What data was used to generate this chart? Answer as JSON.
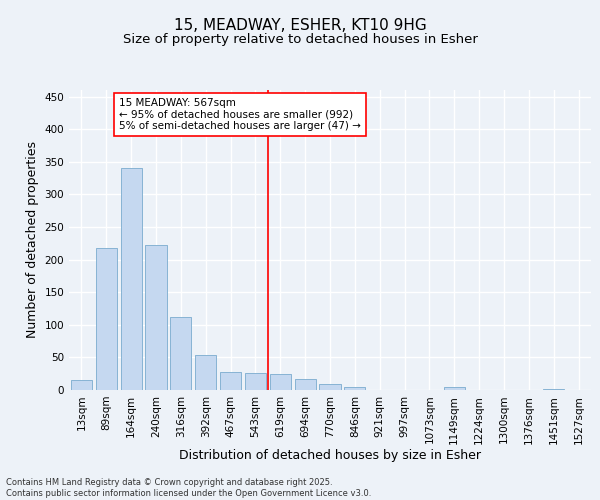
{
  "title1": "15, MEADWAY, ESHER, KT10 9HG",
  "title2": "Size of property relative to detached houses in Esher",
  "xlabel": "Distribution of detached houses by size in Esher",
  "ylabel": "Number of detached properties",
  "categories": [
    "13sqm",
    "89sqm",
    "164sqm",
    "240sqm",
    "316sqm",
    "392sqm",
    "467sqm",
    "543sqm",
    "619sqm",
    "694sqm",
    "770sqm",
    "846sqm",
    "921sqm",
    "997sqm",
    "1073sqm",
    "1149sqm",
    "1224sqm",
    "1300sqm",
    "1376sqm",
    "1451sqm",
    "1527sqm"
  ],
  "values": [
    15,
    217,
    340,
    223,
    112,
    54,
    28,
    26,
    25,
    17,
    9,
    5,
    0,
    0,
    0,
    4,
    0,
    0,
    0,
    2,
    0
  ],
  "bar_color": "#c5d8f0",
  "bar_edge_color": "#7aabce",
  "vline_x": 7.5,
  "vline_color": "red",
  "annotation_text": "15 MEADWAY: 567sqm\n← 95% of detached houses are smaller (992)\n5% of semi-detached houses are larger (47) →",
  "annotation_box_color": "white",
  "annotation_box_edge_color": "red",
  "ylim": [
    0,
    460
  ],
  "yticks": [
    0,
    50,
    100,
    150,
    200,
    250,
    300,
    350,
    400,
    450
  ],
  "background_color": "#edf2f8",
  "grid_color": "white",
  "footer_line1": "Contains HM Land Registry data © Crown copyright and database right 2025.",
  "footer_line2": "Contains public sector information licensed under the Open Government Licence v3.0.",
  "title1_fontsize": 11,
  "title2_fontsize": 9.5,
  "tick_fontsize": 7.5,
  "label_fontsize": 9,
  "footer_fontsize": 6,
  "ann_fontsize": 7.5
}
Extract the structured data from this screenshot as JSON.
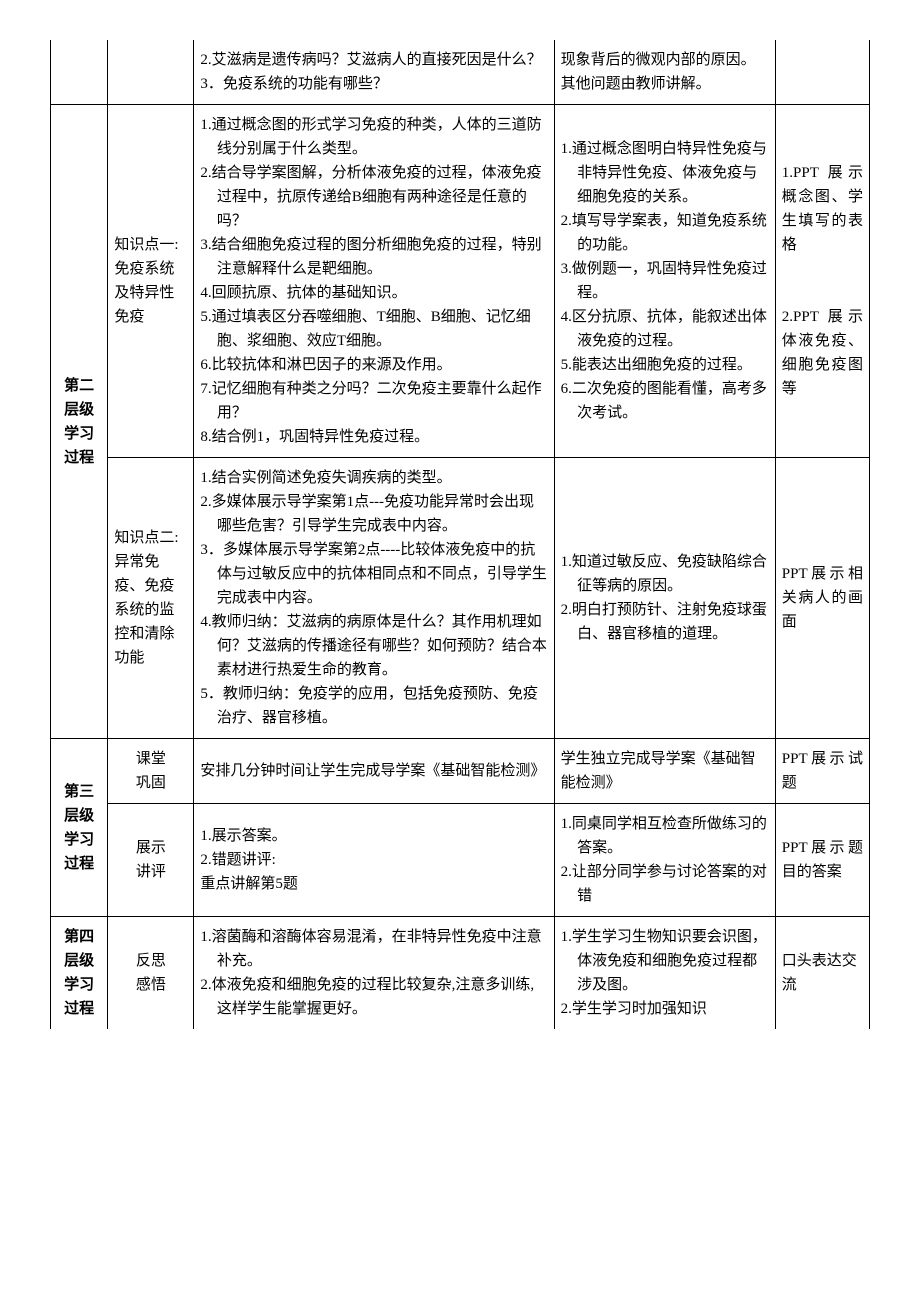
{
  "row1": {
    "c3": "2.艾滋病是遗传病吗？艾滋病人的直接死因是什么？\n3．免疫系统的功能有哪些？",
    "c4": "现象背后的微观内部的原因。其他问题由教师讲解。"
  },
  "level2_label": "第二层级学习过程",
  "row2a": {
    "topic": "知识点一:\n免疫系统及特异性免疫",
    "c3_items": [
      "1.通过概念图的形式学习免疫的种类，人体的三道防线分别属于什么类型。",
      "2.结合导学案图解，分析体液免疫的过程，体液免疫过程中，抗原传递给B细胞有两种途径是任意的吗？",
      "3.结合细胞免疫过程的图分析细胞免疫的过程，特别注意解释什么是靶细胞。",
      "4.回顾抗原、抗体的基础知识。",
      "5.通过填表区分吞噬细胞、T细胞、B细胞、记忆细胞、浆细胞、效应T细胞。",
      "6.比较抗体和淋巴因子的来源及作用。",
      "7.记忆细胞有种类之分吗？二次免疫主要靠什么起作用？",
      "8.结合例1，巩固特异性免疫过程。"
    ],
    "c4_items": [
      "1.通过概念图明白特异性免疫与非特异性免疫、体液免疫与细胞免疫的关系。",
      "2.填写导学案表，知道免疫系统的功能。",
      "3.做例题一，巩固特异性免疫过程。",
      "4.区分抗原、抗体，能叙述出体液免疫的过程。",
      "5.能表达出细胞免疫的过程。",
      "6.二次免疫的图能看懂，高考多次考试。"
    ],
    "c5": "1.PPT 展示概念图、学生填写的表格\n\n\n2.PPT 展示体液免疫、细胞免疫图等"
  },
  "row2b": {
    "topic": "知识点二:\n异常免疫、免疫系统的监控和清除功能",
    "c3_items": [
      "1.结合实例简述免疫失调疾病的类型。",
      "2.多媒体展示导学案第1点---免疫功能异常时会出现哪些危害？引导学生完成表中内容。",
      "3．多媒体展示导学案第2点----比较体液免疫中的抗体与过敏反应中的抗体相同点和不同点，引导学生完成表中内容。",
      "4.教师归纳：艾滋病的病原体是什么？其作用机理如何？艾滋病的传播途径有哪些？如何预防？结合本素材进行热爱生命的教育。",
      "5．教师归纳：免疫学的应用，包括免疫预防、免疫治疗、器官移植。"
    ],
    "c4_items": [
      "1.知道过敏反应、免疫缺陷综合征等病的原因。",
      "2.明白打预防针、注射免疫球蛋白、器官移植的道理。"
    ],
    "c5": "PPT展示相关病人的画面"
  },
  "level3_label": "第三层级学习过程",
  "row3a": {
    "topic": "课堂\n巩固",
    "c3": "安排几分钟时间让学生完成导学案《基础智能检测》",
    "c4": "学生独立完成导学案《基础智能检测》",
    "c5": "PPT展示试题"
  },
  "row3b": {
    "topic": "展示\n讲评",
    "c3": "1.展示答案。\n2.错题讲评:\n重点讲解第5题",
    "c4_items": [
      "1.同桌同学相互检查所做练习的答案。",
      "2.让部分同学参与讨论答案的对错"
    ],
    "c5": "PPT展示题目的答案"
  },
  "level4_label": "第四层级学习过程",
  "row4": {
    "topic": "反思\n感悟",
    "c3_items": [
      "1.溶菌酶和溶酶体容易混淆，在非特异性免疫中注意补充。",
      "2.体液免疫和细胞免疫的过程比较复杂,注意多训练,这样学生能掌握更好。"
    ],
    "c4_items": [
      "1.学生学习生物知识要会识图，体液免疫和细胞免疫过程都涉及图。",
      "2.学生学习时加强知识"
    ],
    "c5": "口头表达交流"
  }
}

* * *

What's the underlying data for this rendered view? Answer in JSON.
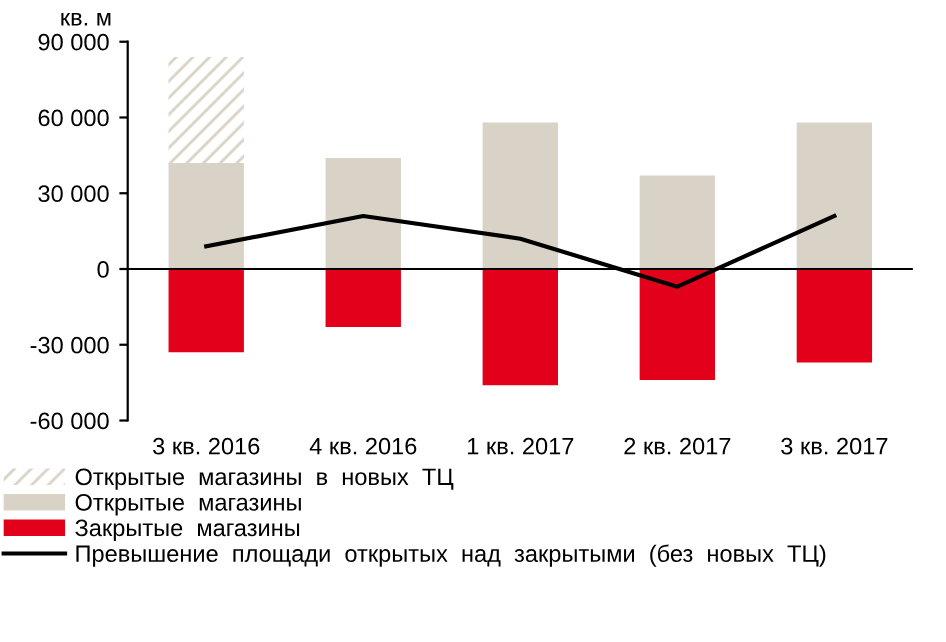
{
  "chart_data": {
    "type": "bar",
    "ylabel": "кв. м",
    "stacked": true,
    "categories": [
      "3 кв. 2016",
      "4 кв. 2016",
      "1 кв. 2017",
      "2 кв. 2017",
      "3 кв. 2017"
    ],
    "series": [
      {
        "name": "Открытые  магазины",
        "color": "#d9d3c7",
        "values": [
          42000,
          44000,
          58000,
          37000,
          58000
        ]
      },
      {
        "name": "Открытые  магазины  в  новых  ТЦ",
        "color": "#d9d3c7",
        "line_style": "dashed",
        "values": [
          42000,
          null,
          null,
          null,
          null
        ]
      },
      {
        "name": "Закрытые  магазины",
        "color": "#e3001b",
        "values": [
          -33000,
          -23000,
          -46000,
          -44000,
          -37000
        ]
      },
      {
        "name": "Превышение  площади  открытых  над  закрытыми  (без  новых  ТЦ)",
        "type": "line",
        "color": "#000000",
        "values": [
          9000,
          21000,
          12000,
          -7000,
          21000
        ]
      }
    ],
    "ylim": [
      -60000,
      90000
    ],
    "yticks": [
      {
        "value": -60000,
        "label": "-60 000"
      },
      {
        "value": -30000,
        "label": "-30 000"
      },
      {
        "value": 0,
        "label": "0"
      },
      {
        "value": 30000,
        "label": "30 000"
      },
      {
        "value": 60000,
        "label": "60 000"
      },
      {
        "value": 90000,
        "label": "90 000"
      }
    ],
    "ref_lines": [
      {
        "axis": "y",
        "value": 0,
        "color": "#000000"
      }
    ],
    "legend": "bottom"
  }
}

Directive
Tell how many lines of the data include the word "detached", and nothing else.

Complete answer
4